Each line containing the word "title" must be reported.

> _Input_
════

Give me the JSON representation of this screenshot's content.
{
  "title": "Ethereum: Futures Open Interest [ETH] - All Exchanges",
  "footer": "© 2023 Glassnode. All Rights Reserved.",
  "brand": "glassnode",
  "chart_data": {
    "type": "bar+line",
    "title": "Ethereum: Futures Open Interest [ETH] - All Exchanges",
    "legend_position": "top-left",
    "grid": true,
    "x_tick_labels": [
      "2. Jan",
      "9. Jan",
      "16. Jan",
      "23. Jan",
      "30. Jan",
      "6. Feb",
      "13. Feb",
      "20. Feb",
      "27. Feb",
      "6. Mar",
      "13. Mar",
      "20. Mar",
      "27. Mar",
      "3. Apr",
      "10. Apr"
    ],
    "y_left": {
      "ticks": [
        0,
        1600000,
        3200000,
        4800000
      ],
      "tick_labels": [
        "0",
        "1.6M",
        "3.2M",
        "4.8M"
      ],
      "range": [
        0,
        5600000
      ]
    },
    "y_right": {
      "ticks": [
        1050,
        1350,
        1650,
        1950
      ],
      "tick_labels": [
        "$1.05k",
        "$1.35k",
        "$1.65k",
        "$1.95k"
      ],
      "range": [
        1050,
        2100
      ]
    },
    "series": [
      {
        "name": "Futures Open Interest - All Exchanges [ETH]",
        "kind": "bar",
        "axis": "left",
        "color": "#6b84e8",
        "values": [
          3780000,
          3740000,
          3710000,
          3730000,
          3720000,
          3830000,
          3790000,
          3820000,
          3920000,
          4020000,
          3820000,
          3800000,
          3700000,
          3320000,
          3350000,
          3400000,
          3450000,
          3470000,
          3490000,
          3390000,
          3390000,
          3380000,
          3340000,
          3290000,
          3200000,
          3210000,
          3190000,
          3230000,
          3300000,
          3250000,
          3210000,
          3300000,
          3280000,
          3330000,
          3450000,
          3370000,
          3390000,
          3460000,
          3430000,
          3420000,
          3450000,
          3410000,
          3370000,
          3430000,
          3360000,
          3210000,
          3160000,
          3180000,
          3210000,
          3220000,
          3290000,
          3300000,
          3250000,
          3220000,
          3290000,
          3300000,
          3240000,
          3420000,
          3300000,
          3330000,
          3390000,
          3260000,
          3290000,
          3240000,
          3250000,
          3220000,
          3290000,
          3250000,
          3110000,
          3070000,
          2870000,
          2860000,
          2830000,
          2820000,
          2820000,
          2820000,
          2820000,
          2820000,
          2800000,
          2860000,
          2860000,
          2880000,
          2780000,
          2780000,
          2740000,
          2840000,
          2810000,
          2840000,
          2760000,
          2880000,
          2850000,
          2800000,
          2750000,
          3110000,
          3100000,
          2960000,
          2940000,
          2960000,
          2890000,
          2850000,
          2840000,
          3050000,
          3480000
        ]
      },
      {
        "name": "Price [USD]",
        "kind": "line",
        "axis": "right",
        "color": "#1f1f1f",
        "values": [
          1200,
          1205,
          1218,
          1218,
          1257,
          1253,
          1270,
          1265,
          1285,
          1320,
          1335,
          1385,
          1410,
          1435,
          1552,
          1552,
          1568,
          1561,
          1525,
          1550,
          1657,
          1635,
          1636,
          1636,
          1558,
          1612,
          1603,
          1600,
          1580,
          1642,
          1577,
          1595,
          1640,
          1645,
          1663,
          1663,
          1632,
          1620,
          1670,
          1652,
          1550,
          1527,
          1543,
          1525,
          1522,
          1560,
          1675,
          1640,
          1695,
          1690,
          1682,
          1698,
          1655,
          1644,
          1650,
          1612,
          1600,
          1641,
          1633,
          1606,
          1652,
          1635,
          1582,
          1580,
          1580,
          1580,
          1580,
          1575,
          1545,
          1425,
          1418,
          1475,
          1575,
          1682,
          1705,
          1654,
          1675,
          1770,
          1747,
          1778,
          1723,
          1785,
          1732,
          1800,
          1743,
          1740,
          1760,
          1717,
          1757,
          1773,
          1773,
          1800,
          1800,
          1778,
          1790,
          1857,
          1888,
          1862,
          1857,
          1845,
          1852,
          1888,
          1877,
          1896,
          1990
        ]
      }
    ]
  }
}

════

> _Problem solution_
  "title": "Ethereum: Futures Open Interest [ETH] - All Exchanges",
    "title": "Ethereum: Futures Open Interest [ETH] - All Exchanges",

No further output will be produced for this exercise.